- **Exercise**:
Using the data below, repeat all of it precisely.

- **Dataset content**:
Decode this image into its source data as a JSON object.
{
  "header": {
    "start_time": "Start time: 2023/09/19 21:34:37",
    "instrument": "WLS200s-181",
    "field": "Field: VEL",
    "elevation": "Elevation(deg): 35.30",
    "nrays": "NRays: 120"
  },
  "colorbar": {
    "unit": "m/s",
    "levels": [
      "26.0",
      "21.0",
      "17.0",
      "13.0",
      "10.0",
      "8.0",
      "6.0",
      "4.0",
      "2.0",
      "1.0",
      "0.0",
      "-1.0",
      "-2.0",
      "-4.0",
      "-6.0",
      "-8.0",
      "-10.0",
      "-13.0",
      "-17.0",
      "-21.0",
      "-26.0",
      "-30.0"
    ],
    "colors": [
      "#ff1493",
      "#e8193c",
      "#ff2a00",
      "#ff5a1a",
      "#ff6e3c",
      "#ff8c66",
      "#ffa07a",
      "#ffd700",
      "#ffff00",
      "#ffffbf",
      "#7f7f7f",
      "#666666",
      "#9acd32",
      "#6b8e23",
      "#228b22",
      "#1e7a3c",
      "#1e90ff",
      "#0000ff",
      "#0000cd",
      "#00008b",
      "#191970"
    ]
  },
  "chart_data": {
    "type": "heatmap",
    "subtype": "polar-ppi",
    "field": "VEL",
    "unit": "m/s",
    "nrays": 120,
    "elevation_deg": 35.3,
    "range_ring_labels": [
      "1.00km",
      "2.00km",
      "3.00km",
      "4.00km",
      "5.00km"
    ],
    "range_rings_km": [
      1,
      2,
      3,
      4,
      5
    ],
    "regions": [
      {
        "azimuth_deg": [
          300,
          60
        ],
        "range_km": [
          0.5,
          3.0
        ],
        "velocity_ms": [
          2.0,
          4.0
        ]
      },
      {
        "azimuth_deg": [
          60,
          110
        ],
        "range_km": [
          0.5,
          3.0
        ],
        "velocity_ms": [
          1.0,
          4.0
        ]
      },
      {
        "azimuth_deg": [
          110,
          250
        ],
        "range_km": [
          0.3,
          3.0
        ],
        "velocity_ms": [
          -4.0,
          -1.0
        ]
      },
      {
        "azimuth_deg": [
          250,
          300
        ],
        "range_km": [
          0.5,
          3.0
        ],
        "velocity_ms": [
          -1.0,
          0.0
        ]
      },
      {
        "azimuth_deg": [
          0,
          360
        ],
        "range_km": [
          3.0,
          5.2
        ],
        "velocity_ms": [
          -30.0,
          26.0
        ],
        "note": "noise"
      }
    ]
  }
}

- **Answer**:
Decode this image into its source data as a JSON object.
{
  "header": {
    "start_time": "Start time: 2023/09/19 21:34:37",
    "instrument": "WLS200s-181",
    "field": "Field: VEL",
    "elevation": "Elevation(deg): 35.30",
    "nrays": "NRays: 120"
  },
  "colorbar": {
    "unit": "m/s",
    "levels": [
      "26.0",
      "21.0",
      "17.0",
      "13.0",
      "10.0",
      "8.0",
      "6.0",
      "4.0",
      "2.0",
      "1.0",
      "0.0",
      "-1.0",
      "-2.0",
      "-4.0",
      "-6.0",
      "-8.0",
      "-10.0",
      "-13.0",
      "-17.0",
      "-21.0",
      "-26.0",
      "-30.0"
    ],
    "colors": [
      "#ff1493",
      "#e8193c",
      "#ff2a00",
      "#ff5a1a",
      "#ff6e3c",
      "#ff8c66",
      "#ffa07a",
      "#ffd700",
      "#ffff00",
      "#ffffbf",
      "#7f7f7f",
      "#666666",
      "#9acd32",
      "#6b8e23",
      "#228b22",
      "#1e7a3c",
      "#1e90ff",
      "#0000ff",
      "#0000cd",
      "#00008b",
      "#191970"
    ]
  },
  "chart_data": {
    "type": "heatmap",
    "subtype": "polar-ppi",
    "field": "VEL",
    "unit": "m/s",
    "nrays": 120,
    "elevation_deg": 35.3,
    "range_ring_labels": [
      "1.00km",
      "2.00km",
      "3.00km",
      "4.00km",
      "5.00km"
    ],
    "range_rings_km": [
      1,
      2,
      3,
      4,
      5
    ],
    "regions": [
      {
        "azimuth_deg": [
          300,
          60
        ],
        "range_km": [
          0.5,
          3.0
        ],
        "velocity_ms": [
          2.0,
          4.0
        ]
      },
      {
        "azimuth_deg": [
          60,
          110
        ],
        "range_km": [
          0.5,
          3.0
        ],
        "velocity_ms": [
          1.0,
          4.0
        ]
      },
      {
        "azimuth_deg": [
          110,
          250
        ],
        "range_km": [
          0.3,
          3.0
        ],
        "velocity_ms": [
          -4.0,
          -1.0
        ]
      },
      {
        "azimuth_deg": [
          250,
          300
        ],
        "range_km": [
          0.5,
          3.0
        ],
        "velocity_ms": [
          -1.0,
          0.0
        ]
      },
      {
        "azimuth_deg": [
          0,
          360
        ],
        "range_km": [
          3.0,
          5.2
        ],
        "velocity_ms": [
          -30.0,
          26.0
        ],
        "note": "noise"
      }
    ]
  }
}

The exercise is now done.